_EXERCISE BRIEF_
Count the lines in the records below that contain the word "time", and reply with only that number.
----
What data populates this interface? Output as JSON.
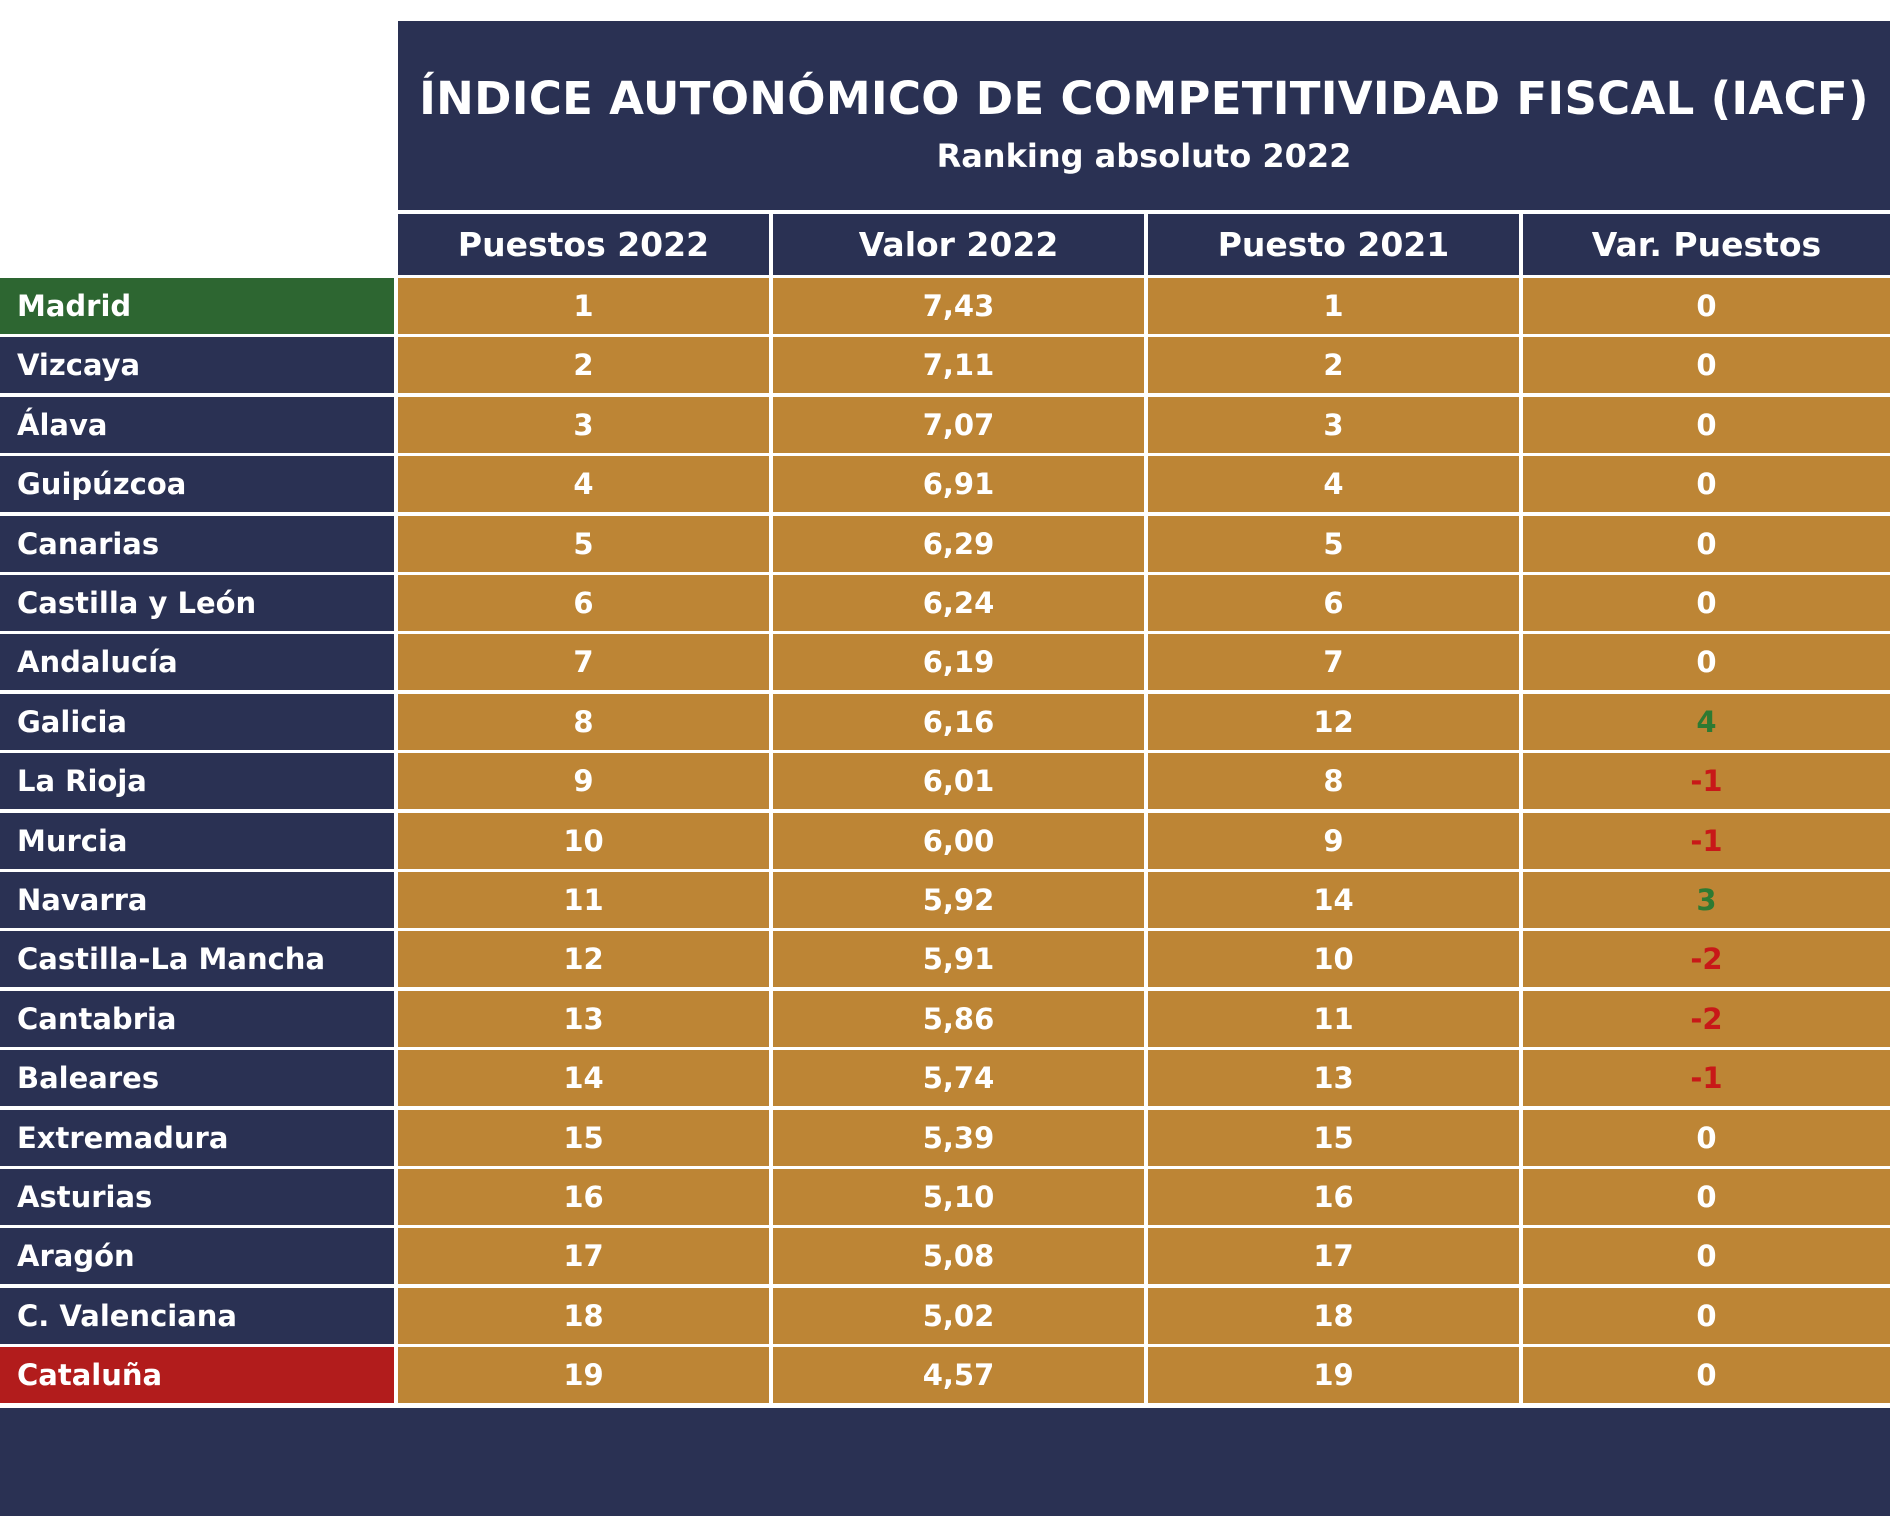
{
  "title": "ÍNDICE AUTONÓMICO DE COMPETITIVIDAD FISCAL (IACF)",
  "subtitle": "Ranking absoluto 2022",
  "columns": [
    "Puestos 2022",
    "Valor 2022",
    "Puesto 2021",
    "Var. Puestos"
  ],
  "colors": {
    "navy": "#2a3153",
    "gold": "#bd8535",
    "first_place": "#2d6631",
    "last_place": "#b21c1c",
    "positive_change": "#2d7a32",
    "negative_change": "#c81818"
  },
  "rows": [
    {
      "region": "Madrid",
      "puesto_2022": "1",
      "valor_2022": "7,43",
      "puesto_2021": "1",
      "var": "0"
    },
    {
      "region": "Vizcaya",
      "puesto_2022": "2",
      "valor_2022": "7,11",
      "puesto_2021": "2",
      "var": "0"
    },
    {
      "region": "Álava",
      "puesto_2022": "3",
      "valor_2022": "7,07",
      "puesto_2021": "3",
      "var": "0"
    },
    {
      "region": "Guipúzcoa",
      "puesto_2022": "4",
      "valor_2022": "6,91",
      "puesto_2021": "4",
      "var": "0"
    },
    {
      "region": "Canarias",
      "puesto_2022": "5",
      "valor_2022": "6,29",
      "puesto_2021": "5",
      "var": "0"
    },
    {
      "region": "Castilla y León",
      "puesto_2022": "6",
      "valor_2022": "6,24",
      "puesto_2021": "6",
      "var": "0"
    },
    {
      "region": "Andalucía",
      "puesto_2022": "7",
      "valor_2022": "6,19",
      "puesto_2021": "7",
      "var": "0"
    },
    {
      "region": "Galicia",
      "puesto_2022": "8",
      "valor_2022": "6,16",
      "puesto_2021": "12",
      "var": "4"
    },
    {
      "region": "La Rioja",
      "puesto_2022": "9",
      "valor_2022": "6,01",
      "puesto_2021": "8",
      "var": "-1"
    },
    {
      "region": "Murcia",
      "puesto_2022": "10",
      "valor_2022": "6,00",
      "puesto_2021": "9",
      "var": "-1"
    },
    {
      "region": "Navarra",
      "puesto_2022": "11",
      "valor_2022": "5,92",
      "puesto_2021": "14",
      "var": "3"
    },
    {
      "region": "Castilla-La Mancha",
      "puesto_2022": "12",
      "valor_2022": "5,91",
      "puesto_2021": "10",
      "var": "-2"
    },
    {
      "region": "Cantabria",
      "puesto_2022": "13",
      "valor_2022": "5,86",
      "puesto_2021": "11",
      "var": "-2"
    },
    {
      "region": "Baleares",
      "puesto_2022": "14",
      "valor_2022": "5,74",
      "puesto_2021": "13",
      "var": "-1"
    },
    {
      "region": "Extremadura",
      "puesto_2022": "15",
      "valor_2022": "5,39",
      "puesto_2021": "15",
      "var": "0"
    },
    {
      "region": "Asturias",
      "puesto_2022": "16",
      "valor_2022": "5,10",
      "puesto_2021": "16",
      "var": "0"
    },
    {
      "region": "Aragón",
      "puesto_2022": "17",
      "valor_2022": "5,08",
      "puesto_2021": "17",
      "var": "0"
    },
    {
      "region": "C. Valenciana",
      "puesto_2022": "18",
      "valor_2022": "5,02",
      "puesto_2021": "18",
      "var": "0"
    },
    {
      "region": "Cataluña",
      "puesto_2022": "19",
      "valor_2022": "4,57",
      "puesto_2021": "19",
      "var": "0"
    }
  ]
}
----
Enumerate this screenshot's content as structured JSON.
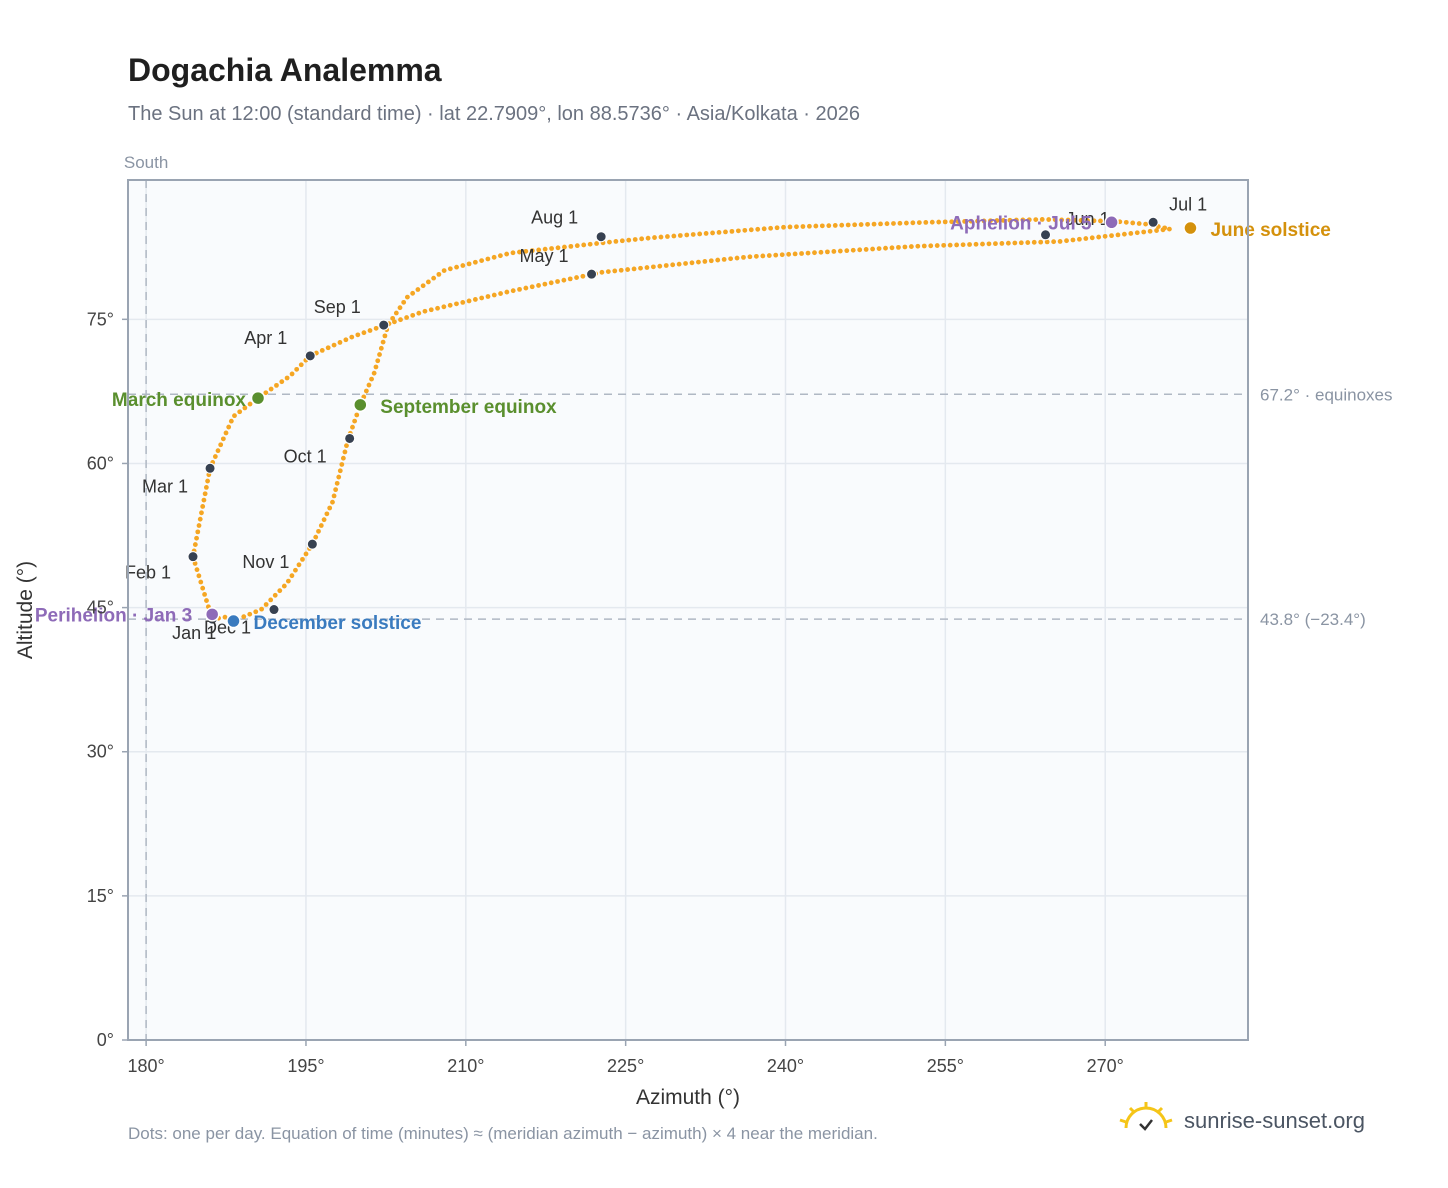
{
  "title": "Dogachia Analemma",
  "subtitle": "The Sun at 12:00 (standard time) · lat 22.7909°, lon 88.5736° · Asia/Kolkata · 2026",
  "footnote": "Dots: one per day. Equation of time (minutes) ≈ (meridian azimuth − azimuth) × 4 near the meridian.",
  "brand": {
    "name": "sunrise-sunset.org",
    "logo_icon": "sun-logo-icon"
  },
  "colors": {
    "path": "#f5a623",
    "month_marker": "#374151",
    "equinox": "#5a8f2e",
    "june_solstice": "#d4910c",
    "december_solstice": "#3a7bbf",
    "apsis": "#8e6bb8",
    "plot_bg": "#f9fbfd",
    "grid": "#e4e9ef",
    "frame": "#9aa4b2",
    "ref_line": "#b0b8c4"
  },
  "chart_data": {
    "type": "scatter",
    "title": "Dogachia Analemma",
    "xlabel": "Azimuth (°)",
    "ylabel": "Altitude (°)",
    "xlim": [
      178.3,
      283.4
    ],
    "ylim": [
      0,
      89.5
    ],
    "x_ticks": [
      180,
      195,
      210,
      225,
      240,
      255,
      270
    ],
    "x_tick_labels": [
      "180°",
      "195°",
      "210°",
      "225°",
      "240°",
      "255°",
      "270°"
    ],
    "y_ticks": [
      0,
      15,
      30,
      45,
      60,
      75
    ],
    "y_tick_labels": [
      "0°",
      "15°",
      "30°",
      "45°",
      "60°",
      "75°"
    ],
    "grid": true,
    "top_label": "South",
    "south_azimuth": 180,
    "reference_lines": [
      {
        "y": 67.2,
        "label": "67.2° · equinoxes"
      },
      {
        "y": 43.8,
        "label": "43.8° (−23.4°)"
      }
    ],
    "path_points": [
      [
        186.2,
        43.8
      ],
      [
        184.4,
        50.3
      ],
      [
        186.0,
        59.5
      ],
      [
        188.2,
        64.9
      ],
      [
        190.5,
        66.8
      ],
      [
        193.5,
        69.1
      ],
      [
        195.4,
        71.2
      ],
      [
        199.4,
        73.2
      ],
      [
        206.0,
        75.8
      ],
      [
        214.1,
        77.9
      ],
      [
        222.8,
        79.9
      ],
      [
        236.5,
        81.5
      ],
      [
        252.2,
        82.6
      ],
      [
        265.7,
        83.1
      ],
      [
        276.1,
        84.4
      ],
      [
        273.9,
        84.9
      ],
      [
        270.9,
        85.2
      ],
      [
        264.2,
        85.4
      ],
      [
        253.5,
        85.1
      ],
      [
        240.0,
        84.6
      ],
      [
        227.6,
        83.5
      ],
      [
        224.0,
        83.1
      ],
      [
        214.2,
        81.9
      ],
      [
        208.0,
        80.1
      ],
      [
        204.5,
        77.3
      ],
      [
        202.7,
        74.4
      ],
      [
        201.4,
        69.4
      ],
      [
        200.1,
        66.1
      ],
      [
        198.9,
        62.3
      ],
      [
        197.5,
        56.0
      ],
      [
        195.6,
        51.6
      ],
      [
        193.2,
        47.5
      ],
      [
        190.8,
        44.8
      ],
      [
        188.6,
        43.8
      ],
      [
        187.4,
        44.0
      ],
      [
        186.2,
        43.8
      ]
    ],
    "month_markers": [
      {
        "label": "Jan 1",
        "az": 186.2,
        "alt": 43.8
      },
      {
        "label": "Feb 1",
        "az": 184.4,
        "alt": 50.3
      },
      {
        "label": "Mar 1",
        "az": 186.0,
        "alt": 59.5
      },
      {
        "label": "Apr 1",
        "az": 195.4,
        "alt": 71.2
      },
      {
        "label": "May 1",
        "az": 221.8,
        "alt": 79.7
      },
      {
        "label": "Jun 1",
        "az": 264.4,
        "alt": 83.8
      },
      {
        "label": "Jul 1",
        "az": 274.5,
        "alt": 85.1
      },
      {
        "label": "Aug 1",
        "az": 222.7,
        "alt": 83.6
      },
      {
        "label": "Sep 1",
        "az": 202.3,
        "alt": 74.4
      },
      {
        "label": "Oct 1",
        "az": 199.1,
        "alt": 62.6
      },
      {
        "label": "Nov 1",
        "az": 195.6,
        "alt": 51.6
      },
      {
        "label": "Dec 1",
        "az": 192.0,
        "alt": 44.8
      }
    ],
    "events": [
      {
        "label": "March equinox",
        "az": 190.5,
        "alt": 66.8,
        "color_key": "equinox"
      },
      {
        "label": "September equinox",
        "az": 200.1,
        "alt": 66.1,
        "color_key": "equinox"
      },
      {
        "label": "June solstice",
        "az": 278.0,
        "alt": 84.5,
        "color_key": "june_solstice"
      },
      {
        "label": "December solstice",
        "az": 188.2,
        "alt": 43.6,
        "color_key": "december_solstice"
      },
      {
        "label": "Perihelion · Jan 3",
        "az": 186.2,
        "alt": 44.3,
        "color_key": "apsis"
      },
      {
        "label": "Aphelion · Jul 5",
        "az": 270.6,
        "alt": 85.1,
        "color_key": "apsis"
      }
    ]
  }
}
----
_EXERCISE ANSWER_
2